Rows from a figure dataset:
-- start --
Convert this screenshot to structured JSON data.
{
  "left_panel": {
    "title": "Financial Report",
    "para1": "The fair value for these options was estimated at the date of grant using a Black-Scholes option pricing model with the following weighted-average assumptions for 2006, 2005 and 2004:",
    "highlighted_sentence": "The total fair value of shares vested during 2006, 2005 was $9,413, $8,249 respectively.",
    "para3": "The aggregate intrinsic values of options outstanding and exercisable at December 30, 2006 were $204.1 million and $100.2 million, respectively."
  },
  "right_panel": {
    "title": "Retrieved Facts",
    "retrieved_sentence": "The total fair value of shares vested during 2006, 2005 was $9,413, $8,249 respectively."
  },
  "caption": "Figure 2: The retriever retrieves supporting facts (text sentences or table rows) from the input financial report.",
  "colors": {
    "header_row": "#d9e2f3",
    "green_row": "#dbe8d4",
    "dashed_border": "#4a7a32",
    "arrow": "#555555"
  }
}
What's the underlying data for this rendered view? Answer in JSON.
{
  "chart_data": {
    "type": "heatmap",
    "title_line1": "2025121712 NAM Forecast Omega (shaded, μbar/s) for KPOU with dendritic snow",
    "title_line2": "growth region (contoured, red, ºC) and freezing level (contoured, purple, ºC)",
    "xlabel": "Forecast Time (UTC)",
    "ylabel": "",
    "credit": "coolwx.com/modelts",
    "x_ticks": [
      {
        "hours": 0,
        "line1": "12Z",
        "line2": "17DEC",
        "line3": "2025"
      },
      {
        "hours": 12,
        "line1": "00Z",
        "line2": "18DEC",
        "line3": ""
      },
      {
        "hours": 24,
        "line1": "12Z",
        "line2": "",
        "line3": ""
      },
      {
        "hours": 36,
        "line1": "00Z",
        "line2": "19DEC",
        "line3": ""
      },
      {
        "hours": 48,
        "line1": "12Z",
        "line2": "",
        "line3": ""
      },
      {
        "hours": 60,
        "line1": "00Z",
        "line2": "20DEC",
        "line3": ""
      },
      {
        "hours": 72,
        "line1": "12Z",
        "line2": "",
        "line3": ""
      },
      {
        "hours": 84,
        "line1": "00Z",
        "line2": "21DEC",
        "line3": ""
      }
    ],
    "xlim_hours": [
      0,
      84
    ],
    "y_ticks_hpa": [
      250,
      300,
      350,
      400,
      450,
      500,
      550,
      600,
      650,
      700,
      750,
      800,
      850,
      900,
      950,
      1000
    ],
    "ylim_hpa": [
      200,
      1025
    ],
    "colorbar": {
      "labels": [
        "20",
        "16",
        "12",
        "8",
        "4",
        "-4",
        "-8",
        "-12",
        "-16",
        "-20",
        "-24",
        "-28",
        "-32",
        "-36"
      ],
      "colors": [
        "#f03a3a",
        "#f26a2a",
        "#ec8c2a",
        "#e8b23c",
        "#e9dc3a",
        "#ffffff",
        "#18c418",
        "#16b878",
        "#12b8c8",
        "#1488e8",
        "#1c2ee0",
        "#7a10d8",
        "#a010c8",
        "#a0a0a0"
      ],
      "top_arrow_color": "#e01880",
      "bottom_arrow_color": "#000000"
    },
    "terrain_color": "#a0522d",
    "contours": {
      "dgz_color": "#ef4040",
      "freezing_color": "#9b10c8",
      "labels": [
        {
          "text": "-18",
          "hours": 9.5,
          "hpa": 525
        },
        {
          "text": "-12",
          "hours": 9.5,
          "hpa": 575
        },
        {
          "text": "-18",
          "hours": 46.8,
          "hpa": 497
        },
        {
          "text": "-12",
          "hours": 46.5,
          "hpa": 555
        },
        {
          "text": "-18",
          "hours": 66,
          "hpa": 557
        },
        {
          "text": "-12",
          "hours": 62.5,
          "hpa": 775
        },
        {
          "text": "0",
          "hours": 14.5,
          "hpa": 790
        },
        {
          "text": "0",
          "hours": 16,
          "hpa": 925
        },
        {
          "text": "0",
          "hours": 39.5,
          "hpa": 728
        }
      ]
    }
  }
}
-- end --
▸ **PROBLEM REQUIREMENTS**: Select from the material above each line in which the string "fair" appears, and list those lines.

▸ **TASK ANSWER**:
    "para1": "The fair value for these options was estimated at the date of grant using a Black-Scholes option pricing model with the following weighted-average assumptions for 2006, 2005 and 2004:",
    "highlighted_sentence": "The total fair value of shares vested during 2006, 2005 was $9,413, $8,249 respectively.",
    "retrieved_sentence": "The total fair value of shares vested during 2006, 2005 was $9,413, $8,249 respectively."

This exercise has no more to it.